╭─ Entries shown

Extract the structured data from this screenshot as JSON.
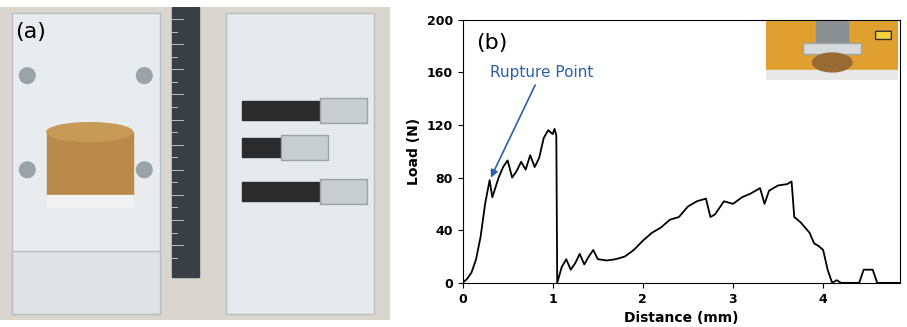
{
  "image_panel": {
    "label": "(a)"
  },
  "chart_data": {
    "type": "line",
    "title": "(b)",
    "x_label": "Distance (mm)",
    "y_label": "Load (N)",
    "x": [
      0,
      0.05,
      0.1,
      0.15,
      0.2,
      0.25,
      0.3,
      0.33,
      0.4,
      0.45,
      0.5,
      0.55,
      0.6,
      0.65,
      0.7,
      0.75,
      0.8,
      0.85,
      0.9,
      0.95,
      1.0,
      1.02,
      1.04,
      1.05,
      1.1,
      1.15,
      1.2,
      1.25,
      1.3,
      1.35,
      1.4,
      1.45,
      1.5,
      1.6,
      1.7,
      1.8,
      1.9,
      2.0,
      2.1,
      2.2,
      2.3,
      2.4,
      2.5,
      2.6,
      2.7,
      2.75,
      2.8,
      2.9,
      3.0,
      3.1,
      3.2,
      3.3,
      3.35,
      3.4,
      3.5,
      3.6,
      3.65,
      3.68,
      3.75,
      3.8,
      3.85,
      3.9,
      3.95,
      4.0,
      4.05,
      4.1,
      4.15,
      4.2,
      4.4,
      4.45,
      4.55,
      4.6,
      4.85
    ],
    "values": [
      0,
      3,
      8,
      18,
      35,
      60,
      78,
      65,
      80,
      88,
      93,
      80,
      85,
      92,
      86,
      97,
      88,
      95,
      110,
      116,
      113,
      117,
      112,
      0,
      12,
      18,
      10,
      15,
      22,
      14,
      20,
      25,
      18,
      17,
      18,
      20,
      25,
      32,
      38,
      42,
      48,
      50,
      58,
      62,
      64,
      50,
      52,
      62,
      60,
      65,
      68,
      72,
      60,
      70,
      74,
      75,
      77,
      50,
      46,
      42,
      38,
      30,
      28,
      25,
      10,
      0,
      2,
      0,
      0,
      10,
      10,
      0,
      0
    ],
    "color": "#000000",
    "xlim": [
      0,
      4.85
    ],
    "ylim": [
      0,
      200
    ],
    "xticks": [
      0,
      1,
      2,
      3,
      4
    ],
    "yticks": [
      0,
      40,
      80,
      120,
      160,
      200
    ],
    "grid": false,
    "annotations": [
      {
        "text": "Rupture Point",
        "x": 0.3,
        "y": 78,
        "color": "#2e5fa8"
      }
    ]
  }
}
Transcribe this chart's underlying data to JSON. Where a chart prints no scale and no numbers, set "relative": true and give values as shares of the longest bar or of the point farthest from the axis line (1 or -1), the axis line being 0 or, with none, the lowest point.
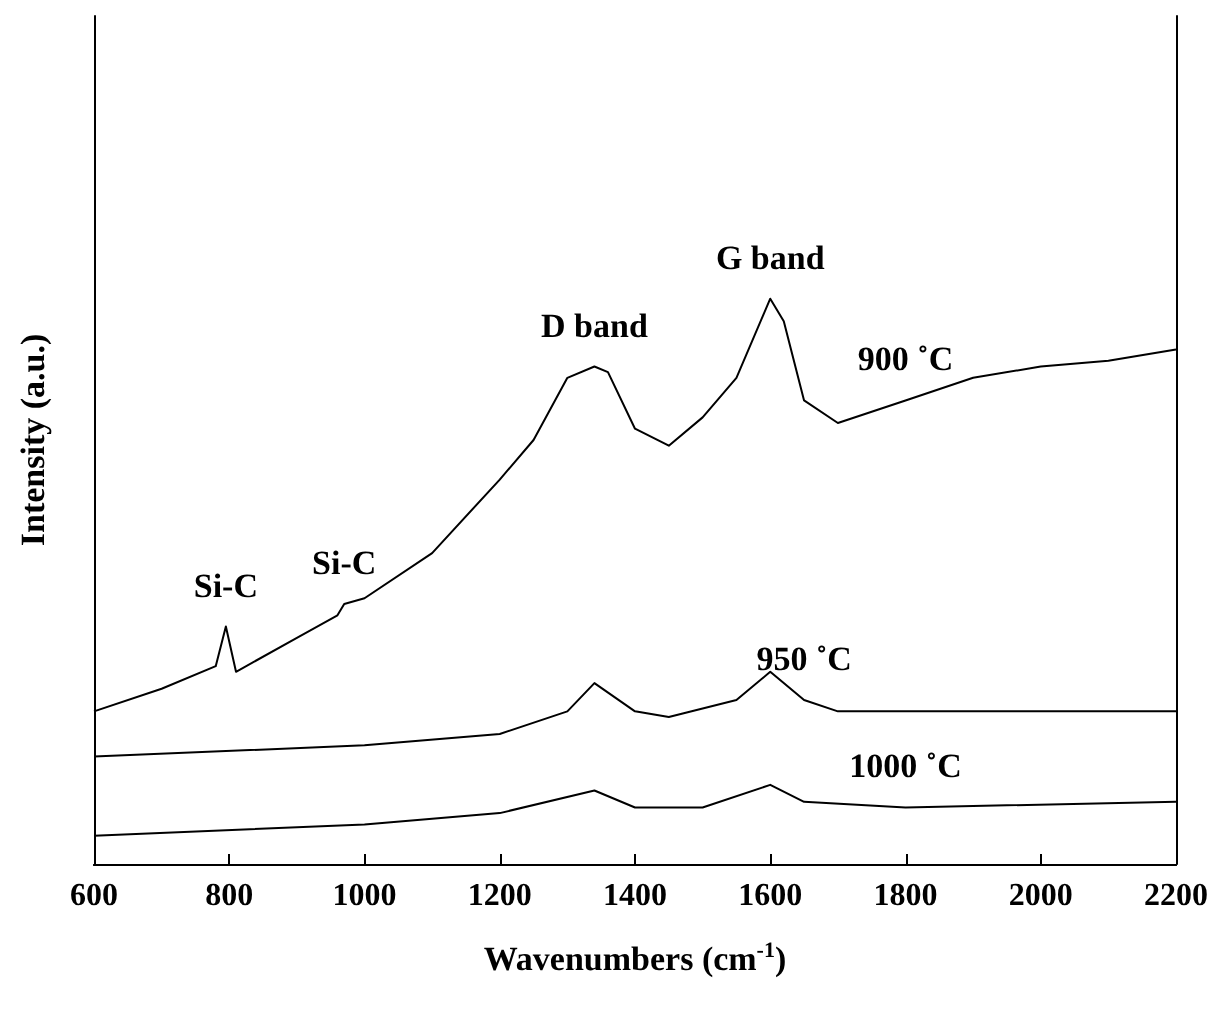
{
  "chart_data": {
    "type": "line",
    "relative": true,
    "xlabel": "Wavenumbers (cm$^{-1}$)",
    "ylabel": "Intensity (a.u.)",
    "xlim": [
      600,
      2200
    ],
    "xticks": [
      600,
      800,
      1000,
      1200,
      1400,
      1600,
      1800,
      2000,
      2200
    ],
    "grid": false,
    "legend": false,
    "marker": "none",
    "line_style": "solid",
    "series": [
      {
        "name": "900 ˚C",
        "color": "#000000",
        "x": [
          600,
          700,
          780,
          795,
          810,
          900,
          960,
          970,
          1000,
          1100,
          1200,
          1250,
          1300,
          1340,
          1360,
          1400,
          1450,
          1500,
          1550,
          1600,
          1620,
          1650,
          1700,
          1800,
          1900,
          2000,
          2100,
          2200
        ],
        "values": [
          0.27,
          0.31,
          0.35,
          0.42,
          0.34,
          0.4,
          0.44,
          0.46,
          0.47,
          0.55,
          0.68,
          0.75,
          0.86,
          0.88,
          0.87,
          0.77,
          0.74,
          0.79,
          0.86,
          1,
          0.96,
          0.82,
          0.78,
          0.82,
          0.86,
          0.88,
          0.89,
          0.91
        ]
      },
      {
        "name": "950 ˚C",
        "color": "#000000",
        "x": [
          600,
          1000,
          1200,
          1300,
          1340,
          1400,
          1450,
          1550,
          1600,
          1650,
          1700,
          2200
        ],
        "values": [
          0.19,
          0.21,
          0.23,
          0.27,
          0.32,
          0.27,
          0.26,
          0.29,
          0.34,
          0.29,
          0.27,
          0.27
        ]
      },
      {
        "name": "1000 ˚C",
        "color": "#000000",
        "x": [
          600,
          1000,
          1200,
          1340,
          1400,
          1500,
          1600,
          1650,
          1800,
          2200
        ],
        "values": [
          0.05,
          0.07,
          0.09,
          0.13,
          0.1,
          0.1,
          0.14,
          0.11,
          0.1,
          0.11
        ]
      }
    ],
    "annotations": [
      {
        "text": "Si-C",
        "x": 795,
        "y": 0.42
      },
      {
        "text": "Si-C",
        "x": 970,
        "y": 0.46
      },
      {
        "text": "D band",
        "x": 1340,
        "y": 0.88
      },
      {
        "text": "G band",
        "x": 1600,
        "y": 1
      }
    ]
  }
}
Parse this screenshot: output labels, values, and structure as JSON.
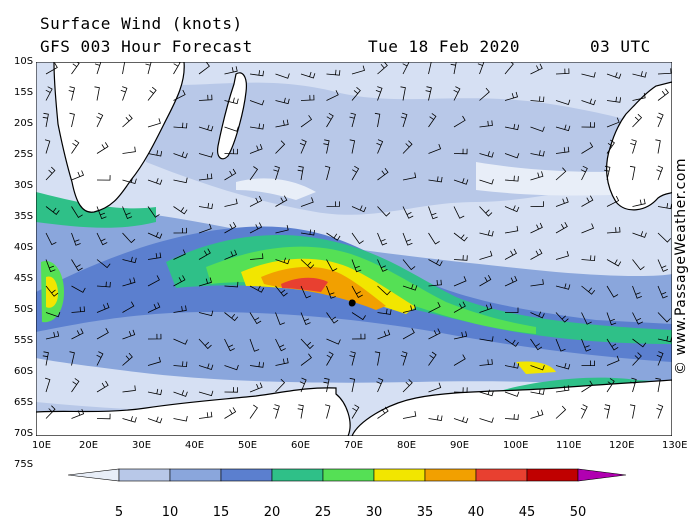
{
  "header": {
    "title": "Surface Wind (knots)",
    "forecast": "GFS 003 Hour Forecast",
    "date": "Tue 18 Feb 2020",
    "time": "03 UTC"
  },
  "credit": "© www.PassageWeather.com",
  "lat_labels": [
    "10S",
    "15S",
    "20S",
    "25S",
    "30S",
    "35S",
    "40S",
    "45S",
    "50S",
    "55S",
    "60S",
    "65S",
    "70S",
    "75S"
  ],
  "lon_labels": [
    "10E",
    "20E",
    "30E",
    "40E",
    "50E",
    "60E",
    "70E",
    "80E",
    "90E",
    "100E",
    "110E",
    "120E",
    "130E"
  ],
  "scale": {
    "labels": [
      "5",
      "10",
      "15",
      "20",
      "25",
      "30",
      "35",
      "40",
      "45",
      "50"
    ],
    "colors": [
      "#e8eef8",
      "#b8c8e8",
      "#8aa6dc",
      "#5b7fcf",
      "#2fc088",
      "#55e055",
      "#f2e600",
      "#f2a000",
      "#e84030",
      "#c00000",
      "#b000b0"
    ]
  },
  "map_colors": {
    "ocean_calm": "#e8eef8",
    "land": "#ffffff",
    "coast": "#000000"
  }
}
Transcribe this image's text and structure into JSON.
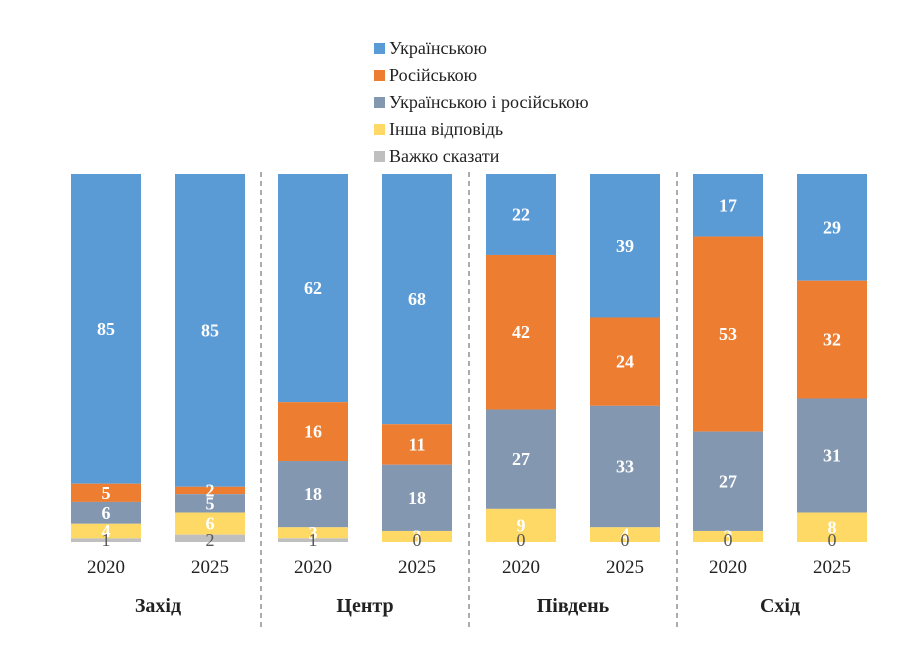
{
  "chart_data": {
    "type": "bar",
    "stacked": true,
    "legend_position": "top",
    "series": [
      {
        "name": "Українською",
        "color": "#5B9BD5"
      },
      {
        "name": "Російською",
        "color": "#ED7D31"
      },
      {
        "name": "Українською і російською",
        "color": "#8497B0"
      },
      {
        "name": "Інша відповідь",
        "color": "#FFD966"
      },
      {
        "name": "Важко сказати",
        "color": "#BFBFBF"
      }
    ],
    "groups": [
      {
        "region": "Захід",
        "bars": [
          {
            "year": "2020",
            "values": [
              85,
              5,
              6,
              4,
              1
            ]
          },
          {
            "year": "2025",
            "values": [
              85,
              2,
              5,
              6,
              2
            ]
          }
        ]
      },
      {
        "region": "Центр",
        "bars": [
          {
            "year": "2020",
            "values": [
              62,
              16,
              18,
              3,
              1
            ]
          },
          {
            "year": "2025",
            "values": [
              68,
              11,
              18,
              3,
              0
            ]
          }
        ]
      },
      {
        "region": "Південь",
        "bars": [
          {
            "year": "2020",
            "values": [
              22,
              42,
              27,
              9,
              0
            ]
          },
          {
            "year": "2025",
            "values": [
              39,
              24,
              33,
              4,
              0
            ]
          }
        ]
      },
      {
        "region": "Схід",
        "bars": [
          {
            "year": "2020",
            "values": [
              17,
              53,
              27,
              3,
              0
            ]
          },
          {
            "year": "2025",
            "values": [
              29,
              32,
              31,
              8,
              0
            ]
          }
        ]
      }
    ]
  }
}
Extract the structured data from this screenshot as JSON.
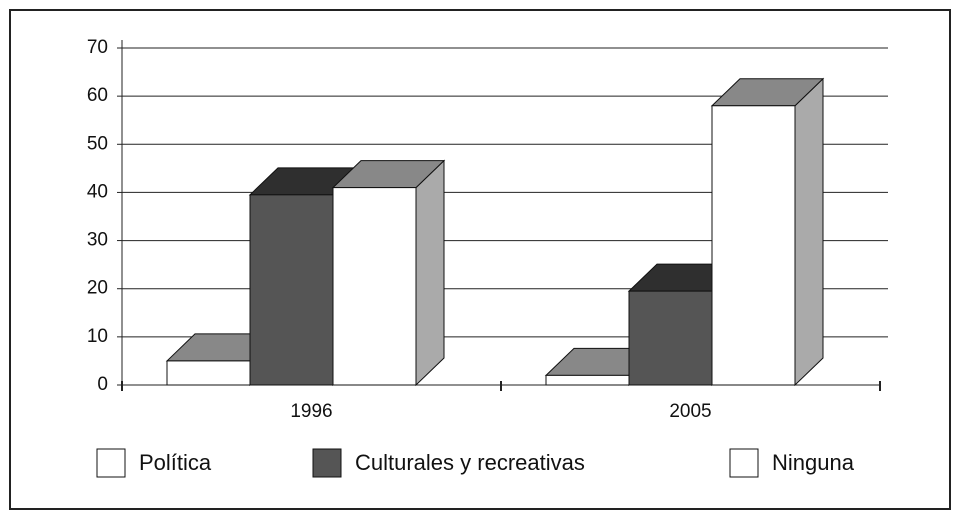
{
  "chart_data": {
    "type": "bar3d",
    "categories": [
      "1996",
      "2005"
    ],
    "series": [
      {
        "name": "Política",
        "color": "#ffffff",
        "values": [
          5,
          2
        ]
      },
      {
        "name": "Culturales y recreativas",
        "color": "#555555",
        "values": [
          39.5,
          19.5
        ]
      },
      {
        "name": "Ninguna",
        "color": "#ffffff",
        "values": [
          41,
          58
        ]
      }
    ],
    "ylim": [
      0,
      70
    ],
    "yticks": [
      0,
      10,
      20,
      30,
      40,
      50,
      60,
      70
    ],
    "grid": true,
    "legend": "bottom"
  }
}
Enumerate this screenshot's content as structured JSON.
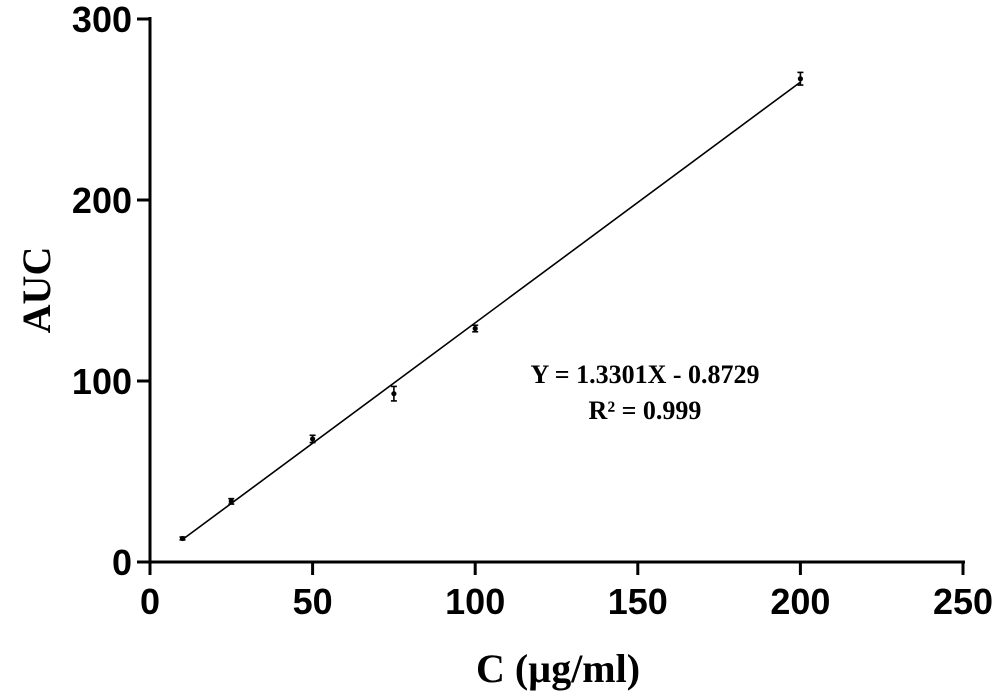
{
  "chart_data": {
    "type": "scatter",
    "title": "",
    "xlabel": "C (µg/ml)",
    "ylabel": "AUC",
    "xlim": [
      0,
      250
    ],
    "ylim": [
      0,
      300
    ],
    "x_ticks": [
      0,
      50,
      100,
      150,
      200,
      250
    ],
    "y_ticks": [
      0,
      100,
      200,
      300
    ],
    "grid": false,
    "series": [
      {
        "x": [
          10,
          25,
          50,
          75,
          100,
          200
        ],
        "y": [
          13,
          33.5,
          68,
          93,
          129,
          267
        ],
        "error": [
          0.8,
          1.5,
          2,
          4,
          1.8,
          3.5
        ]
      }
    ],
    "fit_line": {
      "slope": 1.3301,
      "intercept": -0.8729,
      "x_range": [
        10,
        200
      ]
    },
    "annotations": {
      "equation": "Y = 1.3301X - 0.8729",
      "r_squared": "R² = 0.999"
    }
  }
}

╰─

# Written request
Copy each line in the data that holds the word "name".

# Exercise result
        "name": "900 ˚C",
        "name": "950 ˚C",
        "name": "1000 ˚C",
        "name": "Українською",
        "name": "Російською",
        "name": "Українською і російською",
        "name": "Інша відповідь",
        "name": "Важко сказати",
        "name": "Política",
        "name": "Culturales y recreativas",
        "name": "Ninguna",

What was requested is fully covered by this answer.